• [WHAT THE TASK REQUIRES]:
Produce a word-for-word copy of the listing below without its pictures.
>> Start MATERIAL PROVIDED
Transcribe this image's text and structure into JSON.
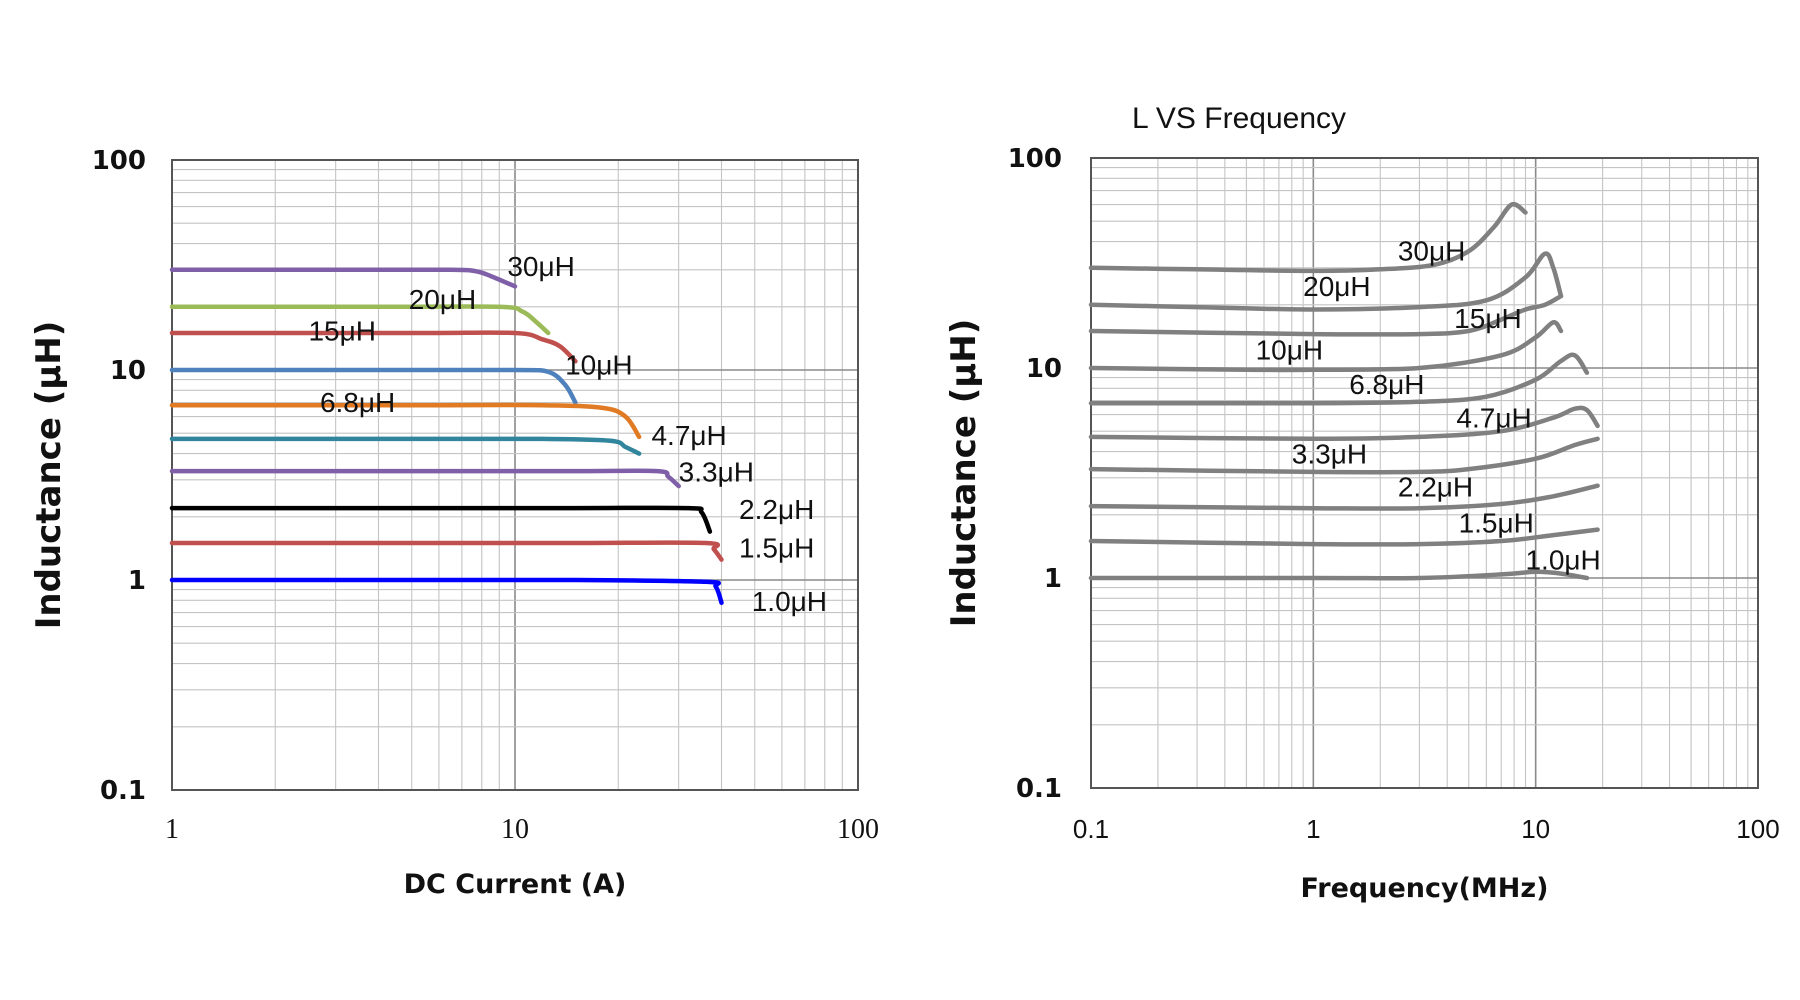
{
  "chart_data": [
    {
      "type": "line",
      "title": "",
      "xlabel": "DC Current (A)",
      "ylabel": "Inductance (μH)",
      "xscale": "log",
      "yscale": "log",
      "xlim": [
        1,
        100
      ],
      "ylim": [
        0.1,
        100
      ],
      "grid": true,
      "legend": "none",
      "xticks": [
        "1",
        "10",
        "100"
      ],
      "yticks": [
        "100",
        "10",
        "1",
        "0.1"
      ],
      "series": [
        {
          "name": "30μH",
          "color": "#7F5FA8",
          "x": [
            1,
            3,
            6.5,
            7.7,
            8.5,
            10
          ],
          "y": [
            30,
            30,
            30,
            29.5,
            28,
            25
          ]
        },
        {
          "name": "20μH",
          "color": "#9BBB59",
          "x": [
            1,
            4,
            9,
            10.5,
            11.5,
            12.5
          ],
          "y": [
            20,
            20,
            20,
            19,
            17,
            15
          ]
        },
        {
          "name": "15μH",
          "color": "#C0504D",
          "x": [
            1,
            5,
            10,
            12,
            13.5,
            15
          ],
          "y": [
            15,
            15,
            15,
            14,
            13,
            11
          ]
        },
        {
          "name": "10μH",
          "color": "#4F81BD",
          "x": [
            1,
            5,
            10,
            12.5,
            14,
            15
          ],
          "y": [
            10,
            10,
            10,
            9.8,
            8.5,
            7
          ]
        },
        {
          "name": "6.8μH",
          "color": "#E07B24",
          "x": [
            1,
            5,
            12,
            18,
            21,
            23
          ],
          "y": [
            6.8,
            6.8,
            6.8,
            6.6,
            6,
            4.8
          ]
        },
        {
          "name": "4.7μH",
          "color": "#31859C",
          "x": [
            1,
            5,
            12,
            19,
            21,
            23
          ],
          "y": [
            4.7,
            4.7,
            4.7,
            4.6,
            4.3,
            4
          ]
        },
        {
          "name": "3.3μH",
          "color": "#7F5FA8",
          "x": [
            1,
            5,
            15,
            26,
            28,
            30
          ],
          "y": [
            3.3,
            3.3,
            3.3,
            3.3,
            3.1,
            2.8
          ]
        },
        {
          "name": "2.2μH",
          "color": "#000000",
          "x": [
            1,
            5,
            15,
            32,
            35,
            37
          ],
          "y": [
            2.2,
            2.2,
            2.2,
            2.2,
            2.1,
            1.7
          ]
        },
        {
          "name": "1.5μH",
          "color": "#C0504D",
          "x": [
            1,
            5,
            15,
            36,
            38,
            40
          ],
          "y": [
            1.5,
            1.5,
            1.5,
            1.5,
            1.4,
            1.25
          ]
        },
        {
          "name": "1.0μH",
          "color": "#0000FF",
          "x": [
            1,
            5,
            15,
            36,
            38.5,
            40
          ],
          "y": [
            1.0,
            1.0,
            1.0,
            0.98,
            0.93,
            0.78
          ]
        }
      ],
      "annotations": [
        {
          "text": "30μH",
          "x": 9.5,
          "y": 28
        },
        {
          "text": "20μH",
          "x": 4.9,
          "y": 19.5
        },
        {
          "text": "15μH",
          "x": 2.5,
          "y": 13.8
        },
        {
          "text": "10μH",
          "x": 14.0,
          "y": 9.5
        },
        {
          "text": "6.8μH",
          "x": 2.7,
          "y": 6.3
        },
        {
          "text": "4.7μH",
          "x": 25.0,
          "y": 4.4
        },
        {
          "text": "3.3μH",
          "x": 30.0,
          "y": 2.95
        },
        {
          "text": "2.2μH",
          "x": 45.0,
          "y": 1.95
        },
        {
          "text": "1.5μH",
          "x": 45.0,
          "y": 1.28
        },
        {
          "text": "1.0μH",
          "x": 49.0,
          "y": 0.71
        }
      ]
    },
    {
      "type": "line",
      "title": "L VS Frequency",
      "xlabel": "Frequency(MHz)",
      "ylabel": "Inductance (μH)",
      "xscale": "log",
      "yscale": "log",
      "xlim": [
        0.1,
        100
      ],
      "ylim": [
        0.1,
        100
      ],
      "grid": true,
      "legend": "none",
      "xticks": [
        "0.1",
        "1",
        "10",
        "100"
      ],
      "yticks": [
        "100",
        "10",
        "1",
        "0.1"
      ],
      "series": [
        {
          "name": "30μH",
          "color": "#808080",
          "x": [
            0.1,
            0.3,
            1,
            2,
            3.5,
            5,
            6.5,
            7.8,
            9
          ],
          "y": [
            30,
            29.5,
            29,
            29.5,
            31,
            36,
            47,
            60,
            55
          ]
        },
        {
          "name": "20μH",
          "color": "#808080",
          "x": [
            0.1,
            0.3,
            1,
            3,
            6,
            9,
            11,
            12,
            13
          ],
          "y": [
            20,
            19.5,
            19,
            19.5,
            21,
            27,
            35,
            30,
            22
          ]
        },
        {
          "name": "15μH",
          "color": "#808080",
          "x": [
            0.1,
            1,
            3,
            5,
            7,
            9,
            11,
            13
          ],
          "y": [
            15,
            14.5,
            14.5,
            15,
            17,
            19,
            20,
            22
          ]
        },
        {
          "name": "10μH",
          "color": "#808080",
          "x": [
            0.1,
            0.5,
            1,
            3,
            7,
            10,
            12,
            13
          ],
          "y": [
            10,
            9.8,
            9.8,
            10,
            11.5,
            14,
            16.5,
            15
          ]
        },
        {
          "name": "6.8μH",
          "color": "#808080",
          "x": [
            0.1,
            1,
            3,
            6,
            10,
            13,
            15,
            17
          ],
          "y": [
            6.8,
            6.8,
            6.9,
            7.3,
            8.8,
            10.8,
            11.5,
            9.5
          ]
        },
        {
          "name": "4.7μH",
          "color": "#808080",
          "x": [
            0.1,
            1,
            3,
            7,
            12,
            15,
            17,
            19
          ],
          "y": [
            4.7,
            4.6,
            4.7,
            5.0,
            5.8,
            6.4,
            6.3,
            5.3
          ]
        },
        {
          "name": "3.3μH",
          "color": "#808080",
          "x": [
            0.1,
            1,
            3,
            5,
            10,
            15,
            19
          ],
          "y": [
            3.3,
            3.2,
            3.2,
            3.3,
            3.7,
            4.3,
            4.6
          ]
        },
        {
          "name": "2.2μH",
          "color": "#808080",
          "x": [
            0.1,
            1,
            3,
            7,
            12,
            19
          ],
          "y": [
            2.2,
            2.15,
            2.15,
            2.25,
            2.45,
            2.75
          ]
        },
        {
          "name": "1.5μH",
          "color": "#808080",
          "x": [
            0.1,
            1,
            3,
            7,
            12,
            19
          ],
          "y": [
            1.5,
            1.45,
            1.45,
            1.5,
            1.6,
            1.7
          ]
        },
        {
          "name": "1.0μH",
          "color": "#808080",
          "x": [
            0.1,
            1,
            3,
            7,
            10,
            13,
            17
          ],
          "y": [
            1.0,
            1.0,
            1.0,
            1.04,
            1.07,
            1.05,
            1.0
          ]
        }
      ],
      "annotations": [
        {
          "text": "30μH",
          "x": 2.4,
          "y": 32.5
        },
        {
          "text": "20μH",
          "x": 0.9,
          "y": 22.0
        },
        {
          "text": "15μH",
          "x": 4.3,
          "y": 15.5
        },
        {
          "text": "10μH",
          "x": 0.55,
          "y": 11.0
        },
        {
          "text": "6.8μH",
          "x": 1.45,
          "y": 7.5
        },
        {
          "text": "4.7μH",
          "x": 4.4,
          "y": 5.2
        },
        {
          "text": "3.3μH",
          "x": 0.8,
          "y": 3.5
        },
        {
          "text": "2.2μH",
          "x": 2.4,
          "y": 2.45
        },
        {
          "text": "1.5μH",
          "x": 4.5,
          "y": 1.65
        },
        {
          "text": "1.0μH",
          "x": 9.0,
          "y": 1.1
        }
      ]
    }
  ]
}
>> End MATERIAL PROVIDED
• [SOLUTION FOR THIS PROBLEM]:
Transcribe this image's text and structure into JSON.
{
  "chart_data": [
    {
      "type": "line",
      "title": "",
      "xlabel": "DC Current (A)",
      "ylabel": "Inductance (μH)",
      "xscale": "log",
      "yscale": "log",
      "xlim": [
        1,
        100
      ],
      "ylim": [
        0.1,
        100
      ],
      "grid": true,
      "legend": "none",
      "xticks": [
        "1",
        "10",
        "100"
      ],
      "yticks": [
        "100",
        "10",
        "1",
        "0.1"
      ],
      "series": [
        {
          "name": "30μH",
          "color": "#7F5FA8",
          "x": [
            1,
            3,
            6.5,
            7.7,
            8.5,
            10
          ],
          "y": [
            30,
            30,
            30,
            29.5,
            28,
            25
          ]
        },
        {
          "name": "20μH",
          "color": "#9BBB59",
          "x": [
            1,
            4,
            9,
            10.5,
            11.5,
            12.5
          ],
          "y": [
            20,
            20,
            20,
            19,
            17,
            15
          ]
        },
        {
          "name": "15μH",
          "color": "#C0504D",
          "x": [
            1,
            5,
            10,
            12,
            13.5,
            15
          ],
          "y": [
            15,
            15,
            15,
            14,
            13,
            11
          ]
        },
        {
          "name": "10μH",
          "color": "#4F81BD",
          "x": [
            1,
            5,
            10,
            12.5,
            14,
            15
          ],
          "y": [
            10,
            10,
            10,
            9.8,
            8.5,
            7
          ]
        },
        {
          "name": "6.8μH",
          "color": "#E07B24",
          "x": [
            1,
            5,
            12,
            18,
            21,
            23
          ],
          "y": [
            6.8,
            6.8,
            6.8,
            6.6,
            6,
            4.8
          ]
        },
        {
          "name": "4.7μH",
          "color": "#31859C",
          "x": [
            1,
            5,
            12,
            19,
            21,
            23
          ],
          "y": [
            4.7,
            4.7,
            4.7,
            4.6,
            4.3,
            4
          ]
        },
        {
          "name": "3.3μH",
          "color": "#7F5FA8",
          "x": [
            1,
            5,
            15,
            26,
            28,
            30
          ],
          "y": [
            3.3,
            3.3,
            3.3,
            3.3,
            3.1,
            2.8
          ]
        },
        {
          "name": "2.2μH",
          "color": "#000000",
          "x": [
            1,
            5,
            15,
            32,
            35,
            37
          ],
          "y": [
            2.2,
            2.2,
            2.2,
            2.2,
            2.1,
            1.7
          ]
        },
        {
          "name": "1.5μH",
          "color": "#C0504D",
          "x": [
            1,
            5,
            15,
            36,
            38,
            40
          ],
          "y": [
            1.5,
            1.5,
            1.5,
            1.5,
            1.4,
            1.25
          ]
        },
        {
          "name": "1.0μH",
          "color": "#0000FF",
          "x": [
            1,
            5,
            15,
            36,
            38.5,
            40
          ],
          "y": [
            1.0,
            1.0,
            1.0,
            0.98,
            0.93,
            0.78
          ]
        }
      ],
      "annotations": [
        {
          "text": "30μH",
          "x": 9.5,
          "y": 28
        },
        {
          "text": "20μH",
          "x": 4.9,
          "y": 19.5
        },
        {
          "text": "15μH",
          "x": 2.5,
          "y": 13.8
        },
        {
          "text": "10μH",
          "x": 14.0,
          "y": 9.5
        },
        {
          "text": "6.8μH",
          "x": 2.7,
          "y": 6.3
        },
        {
          "text": "4.7μH",
          "x": 25.0,
          "y": 4.4
        },
        {
          "text": "3.3μH",
          "x": 30.0,
          "y": 2.95
        },
        {
          "text": "2.2μH",
          "x": 45.0,
          "y": 1.95
        },
        {
          "text": "1.5μH",
          "x": 45.0,
          "y": 1.28
        },
        {
          "text": "1.0μH",
          "x": 49.0,
          "y": 0.71
        }
      ]
    },
    {
      "type": "line",
      "title": "L VS Frequency",
      "xlabel": "Frequency(MHz)",
      "ylabel": "Inductance (μH)",
      "xscale": "log",
      "yscale": "log",
      "xlim": [
        0.1,
        100
      ],
      "ylim": [
        0.1,
        100
      ],
      "grid": true,
      "legend": "none",
      "xticks": [
        "0.1",
        "1",
        "10",
        "100"
      ],
      "yticks": [
        "100",
        "10",
        "1",
        "0.1"
      ],
      "series": [
        {
          "name": "30μH",
          "color": "#808080",
          "x": [
            0.1,
            0.3,
            1,
            2,
            3.5,
            5,
            6.5,
            7.8,
            9
          ],
          "y": [
            30,
            29.5,
            29,
            29.5,
            31,
            36,
            47,
            60,
            55
          ]
        },
        {
          "name": "20μH",
          "color": "#808080",
          "x": [
            0.1,
            0.3,
            1,
            3,
            6,
            9,
            11,
            12,
            13
          ],
          "y": [
            20,
            19.5,
            19,
            19.5,
            21,
            27,
            35,
            30,
            22
          ]
        },
        {
          "name": "15μH",
          "color": "#808080",
          "x": [
            0.1,
            1,
            3,
            5,
            7,
            9,
            11,
            13
          ],
          "y": [
            15,
            14.5,
            14.5,
            15,
            17,
            19,
            20,
            22
          ]
        },
        {
          "name": "10μH",
          "color": "#808080",
          "x": [
            0.1,
            0.5,
            1,
            3,
            7,
            10,
            12,
            13
          ],
          "y": [
            10,
            9.8,
            9.8,
            10,
            11.5,
            14,
            16.5,
            15
          ]
        },
        {
          "name": "6.8μH",
          "color": "#808080",
          "x": [
            0.1,
            1,
            3,
            6,
            10,
            13,
            15,
            17
          ],
          "y": [
            6.8,
            6.8,
            6.9,
            7.3,
            8.8,
            10.8,
            11.5,
            9.5
          ]
        },
        {
          "name": "4.7μH",
          "color": "#808080",
          "x": [
            0.1,
            1,
            3,
            7,
            12,
            15,
            17,
            19
          ],
          "y": [
            4.7,
            4.6,
            4.7,
            5.0,
            5.8,
            6.4,
            6.3,
            5.3
          ]
        },
        {
          "name": "3.3μH",
          "color": "#808080",
          "x": [
            0.1,
            1,
            3,
            5,
            10,
            15,
            19
          ],
          "y": [
            3.3,
            3.2,
            3.2,
            3.3,
            3.7,
            4.3,
            4.6
          ]
        },
        {
          "name": "2.2μH",
          "color": "#808080",
          "x": [
            0.1,
            1,
            3,
            7,
            12,
            19
          ],
          "y": [
            2.2,
            2.15,
            2.15,
            2.25,
            2.45,
            2.75
          ]
        },
        {
          "name": "1.5μH",
          "color": "#808080",
          "x": [
            0.1,
            1,
            3,
            7,
            12,
            19
          ],
          "y": [
            1.5,
            1.45,
            1.45,
            1.5,
            1.6,
            1.7
          ]
        },
        {
          "name": "1.0μH",
          "color": "#808080",
          "x": [
            0.1,
            1,
            3,
            7,
            10,
            13,
            17
          ],
          "y": [
            1.0,
            1.0,
            1.0,
            1.04,
            1.07,
            1.05,
            1.0
          ]
        }
      ],
      "annotations": [
        {
          "text": "30μH",
          "x": 2.4,
          "y": 32.5
        },
        {
          "text": "20μH",
          "x": 0.9,
          "y": 22.0
        },
        {
          "text": "15μH",
          "x": 4.3,
          "y": 15.5
        },
        {
          "text": "10μH",
          "x": 0.55,
          "y": 11.0
        },
        {
          "text": "6.8μH",
          "x": 1.45,
          "y": 7.5
        },
        {
          "text": "4.7μH",
          "x": 4.4,
          "y": 5.2
        },
        {
          "text": "3.3μH",
          "x": 0.8,
          "y": 3.5
        },
        {
          "text": "2.2μH",
          "x": 2.4,
          "y": 2.45
        },
        {
          "text": "1.5μH",
          "x": 4.5,
          "y": 1.65
        },
        {
          "text": "1.0μH",
          "x": 9.0,
          "y": 1.1
        }
      ]
    }
  ]
}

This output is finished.